- STATED PROBLEM
Transcribe each line of the material as it is, and drop any picture.

- Collected data
==================================================
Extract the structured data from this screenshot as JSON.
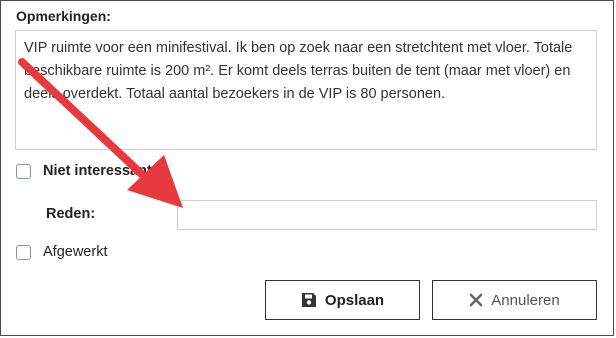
{
  "remarks": {
    "label": "Opmerkingen:",
    "text": "VIP ruimte voor een minifestival. Ik ben op zoek naar een stretchtent met vloer. Totale beschikbare ruimte is 200 m². Er komt deels terras buiten de tent (maar met vloer) en deels overdekt. Totaal aantal bezoekers in de VIP is 80 personen."
  },
  "not_interested": {
    "label": "Niet interessant",
    "checked": false
  },
  "reason": {
    "label": "Reden:",
    "value": ""
  },
  "finished": {
    "label": "Afgewerkt",
    "checked": false
  },
  "buttons": {
    "save": "Opslaan",
    "cancel": "Annuleren"
  },
  "icons": {
    "save": "floppy-disk-icon",
    "cancel": "x-icon"
  },
  "colors": {
    "annotation_arrow": "#e8393f",
    "border": "#cfcfcf"
  }
}
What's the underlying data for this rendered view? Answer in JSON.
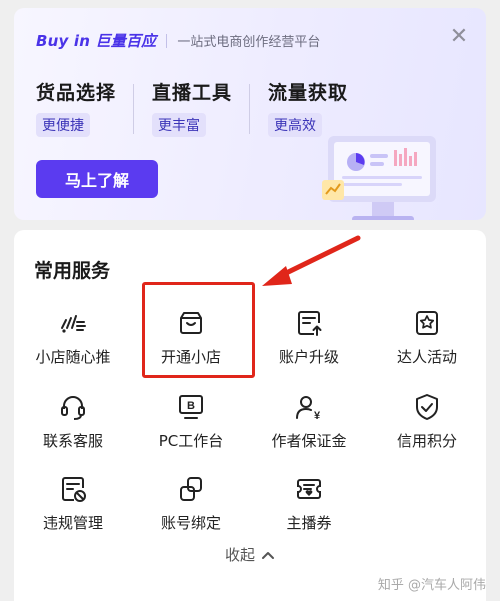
{
  "banner": {
    "brand": "Buy in 巨量百应",
    "slogan": "一站式电商创作经营平台",
    "close_icon": "close-icon",
    "features": [
      {
        "title": "货品选择",
        "tag": "更便捷"
      },
      {
        "title": "直播工具",
        "tag": "更丰富"
      },
      {
        "title": "流量获取",
        "tag": "更高效"
      }
    ],
    "cta": "马上了解"
  },
  "services": {
    "title": "常用服务",
    "items": [
      {
        "label": "小店随心推",
        "icon": "boost-icon"
      },
      {
        "label": "开通小店",
        "icon": "shop-icon"
      },
      {
        "label": "账户升级",
        "icon": "upgrade-icon"
      },
      {
        "label": "达人活动",
        "icon": "activity-icon"
      },
      {
        "label": "联系客服",
        "icon": "headset-icon"
      },
      {
        "label": "PC工作台",
        "icon": "pc-workbench-icon"
      },
      {
        "label": "作者保证金",
        "icon": "deposit-icon"
      },
      {
        "label": "信用积分",
        "icon": "shield-check-icon"
      },
      {
        "label": "违规管理",
        "icon": "violation-icon"
      },
      {
        "label": "账号绑定",
        "icon": "link-icon"
      },
      {
        "label": "主播券",
        "icon": "coupon-icon"
      }
    ],
    "collapse": "收起"
  },
  "annotation": {
    "color": "#e0261a"
  },
  "watermark": "知乎 @汽车人阿伟",
  "colors": {
    "accent": "#5b3bf0",
    "tag_bg": "#e3e0fb",
    "banner_bg": "#efedff"
  }
}
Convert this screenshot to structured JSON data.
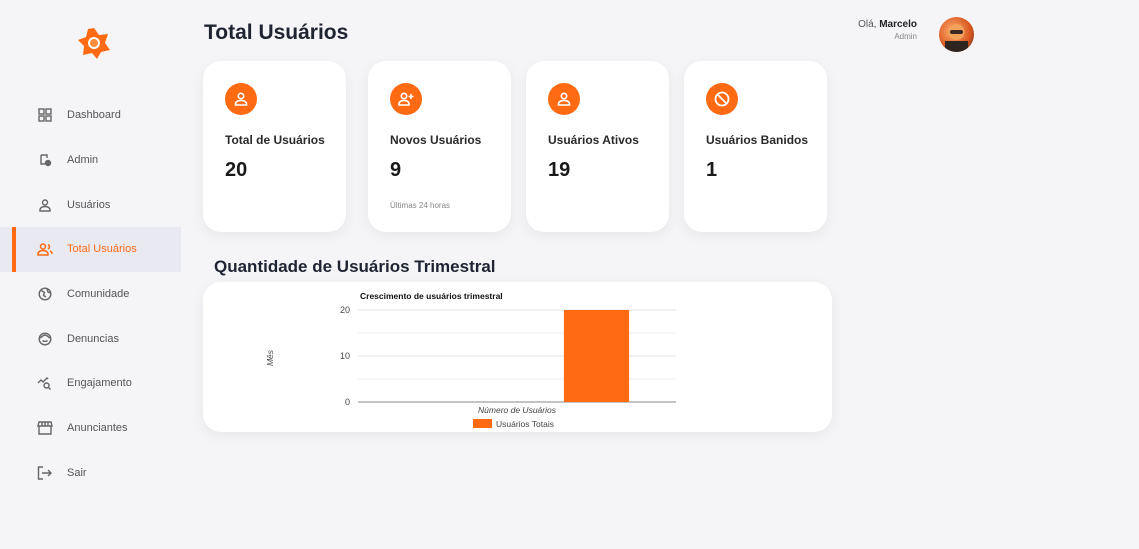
{
  "sidebar": {
    "items": [
      {
        "label": "Dashboard",
        "icon": "grid-icon",
        "active": false
      },
      {
        "label": "Admin",
        "icon": "shield-user-icon",
        "active": false
      },
      {
        "label": "Usuários",
        "icon": "user-icon",
        "active": false
      },
      {
        "label": "Total Usuários",
        "icon": "users-icon",
        "active": true
      },
      {
        "label": "Comunidade",
        "icon": "globe-icon",
        "active": false
      },
      {
        "label": "Denuncias",
        "icon": "face-icon",
        "active": false
      },
      {
        "label": "Engajamento",
        "icon": "chart-search-icon",
        "active": false
      },
      {
        "label": "Anunciantes",
        "icon": "store-icon",
        "active": false
      },
      {
        "label": "Sair",
        "icon": "logout-icon",
        "active": false
      }
    ]
  },
  "header": {
    "title": "Total Usuários",
    "greeting": "Olá,",
    "user_name": "Marcelo",
    "user_role": "Admin"
  },
  "cards": [
    {
      "label": "Total de Usuários",
      "value": "20",
      "note": "",
      "icon": "user-icon"
    },
    {
      "label": "Novos Usuários",
      "value": "9",
      "note": "Últimas 24 horas",
      "icon": "user-plus-icon"
    },
    {
      "label": "Usuários Ativos",
      "value": "19",
      "note": "",
      "icon": "user-icon"
    },
    {
      "label": "Usuários Banidos",
      "value": "1",
      "note": "",
      "icon": "ban-icon"
    }
  ],
  "section_title": "Quantidade de Usuários Trimestral",
  "colors": {
    "accent": "#ff6a13",
    "background": "#f5f5f8"
  },
  "chart_data": {
    "type": "bar",
    "title": "Crescimento de usuários trimestral",
    "xlabel": "Número de Usuários",
    "ylabel": "Mês",
    "categories": [
      "",
      ""
    ],
    "series": [
      {
        "name": "Usuários Totais",
        "values": [
          0,
          20
        ],
        "color": "#ff6a13"
      }
    ],
    "ylim": [
      0,
      20
    ],
    "yticks": [
      0,
      10,
      20
    ],
    "grid": true,
    "legend": "bottom"
  }
}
==================================================
- FULL OUTPUT
Extract the structured data from this screenshot as JSON.
{
  "remarks": {
    "label": "Opmerkingen:",
    "text": "VIP ruimte voor een minifestival. Ik ben op zoek naar een stretchtent met vloer. Totale beschikbare ruimte is 200 m². Er komt deels terras buiten de tent (maar met vloer) en deels overdekt. Totaal aantal bezoekers in de VIP is 80 personen."
  },
  "not_interested": {
    "label": "Niet interessant",
    "checked": false
  },
  "reason": {
    "label": "Reden:",
    "value": ""
  },
  "finished": {
    "label": "Afgewerkt",
    "checked": false
  },
  "buttons": {
    "save": "Opslaan",
    "cancel": "Annuleren"
  },
  "icons": {
    "save": "floppy-disk-icon",
    "cancel": "x-icon"
  },
  "colors": {
    "annotation_arrow": "#e8393f",
    "border": "#cfcfcf"
  }
}
What's the underlying data for this rendered view? Answer in JSON.
{
  "banner": {
    "brand": "Buy in 巨量百应",
    "slogan": "一站式电商创作经营平台",
    "close_icon": "close-icon",
    "features": [
      {
        "title": "货品选择",
        "tag": "更便捷"
      },
      {
        "title": "直播工具",
        "tag": "更丰富"
      },
      {
        "title": "流量获取",
        "tag": "更高效"
      }
    ],
    "cta": "马上了解"
  },
  "services": {
    "title": "常用服务",
    "items": [
      {
        "label": "小店随心推",
        "icon": "boost-icon"
      },
      {
        "label": "开通小店",
        "icon": "shop-icon"
      },
      {
        "label": "账户升级",
        "icon": "upgrade-icon"
      },
      {
        "label": "达人活动",
        "icon": "activity-icon"
      },
      {
        "label": "联系客服",
        "icon": "headset-icon"
      },
      {
        "label": "PC工作台",
        "icon": "pc-workbench-icon"
      },
      {
        "label": "作者保证金",
        "icon": "deposit-icon"
      },
      {
        "label": "信用积分",
        "icon": "shield-check-icon"
      },
      {
        "label": "违规管理",
        "icon": "violation-icon"
      },
      {
        "label": "账号绑定",
        "icon": "link-icon"
      },
      {
        "label": "主播券",
        "icon": "coupon-icon"
      }
    ],
    "collapse": "收起"
  },
  "annotation": {
    "color": "#e0261a"
  },
  "watermark": "知乎 @汽车人阿伟",
  "colors": {
    "accent": "#5b3bf0",
    "tag_bg": "#e3e0fb",
    "banner_bg": "#efedff"
  }
}
Convert this screenshot to structured JSON data.
{
  "sidebar": {
    "items": [
      {
        "label": "Dashboard",
        "icon": "grid-icon",
        "active": false
      },
      {
        "label": "Admin",
        "icon": "shield-user-icon",
        "active": false
      },
      {
        "label": "Usuários",
        "icon": "user-icon",
        "active": false
      },
      {
        "label": "Total Usuários",
        "icon": "users-icon",
        "active": true
      },
      {
        "label": "Comunidade",
        "icon": "globe-icon",
        "active": false
      },
      {
        "label": "Denuncias",
        "icon": "face-icon",
        "active": false
      },
      {
        "label": "Engajamento",
        "icon": "chart-search-icon",
        "active": false
      },
      {
        "label": "Anunciantes",
        "icon": "store-icon",
        "active": false
      },
      {
        "label": "Sair",
        "icon": "logout-icon",
        "active": false
      }
    ]
  },
  "header": {
    "title": "Total Usuários",
    "greeting": "Olá,",
    "user_name": "Marcelo",
    "user_role": "Admin"
  },
  "cards": [
    {
      "label": "Total de Usuários",
      "value": "20",
      "note": "",
      "icon": "user-icon"
    },
    {
      "label": "Novos Usuários",
      "value": "9",
      "note": "Últimas 24 horas",
      "icon": "user-plus-icon"
    },
    {
      "label": "Usuários Ativos",
      "value": "19",
      "note": "",
      "icon": "user-icon"
    },
    {
      "label": "Usuários Banidos",
      "value": "1",
      "note": "",
      "icon": "ban-icon"
    }
  ],
  "section_title": "Quantidade de Usuários Trimestral",
  "colors": {
    "accent": "#ff6a13",
    "background": "#f5f5f8"
  },
  "chart_data": {
    "type": "bar",
    "title": "Crescimento de usuários trimestral",
    "xlabel": "Número de Usuários",
    "ylabel": "Mês",
    "categories": [
      "",
      ""
    ],
    "series": [
      {
        "name": "Usuários Totais",
        "values": [
          0,
          20
        ],
        "color": "#ff6a13"
      }
    ],
    "ylim": [
      0,
      20
    ],
    "yticks": [
      0,
      10,
      20
    ],
    "grid": true,
    "legend": "bottom"
  }
}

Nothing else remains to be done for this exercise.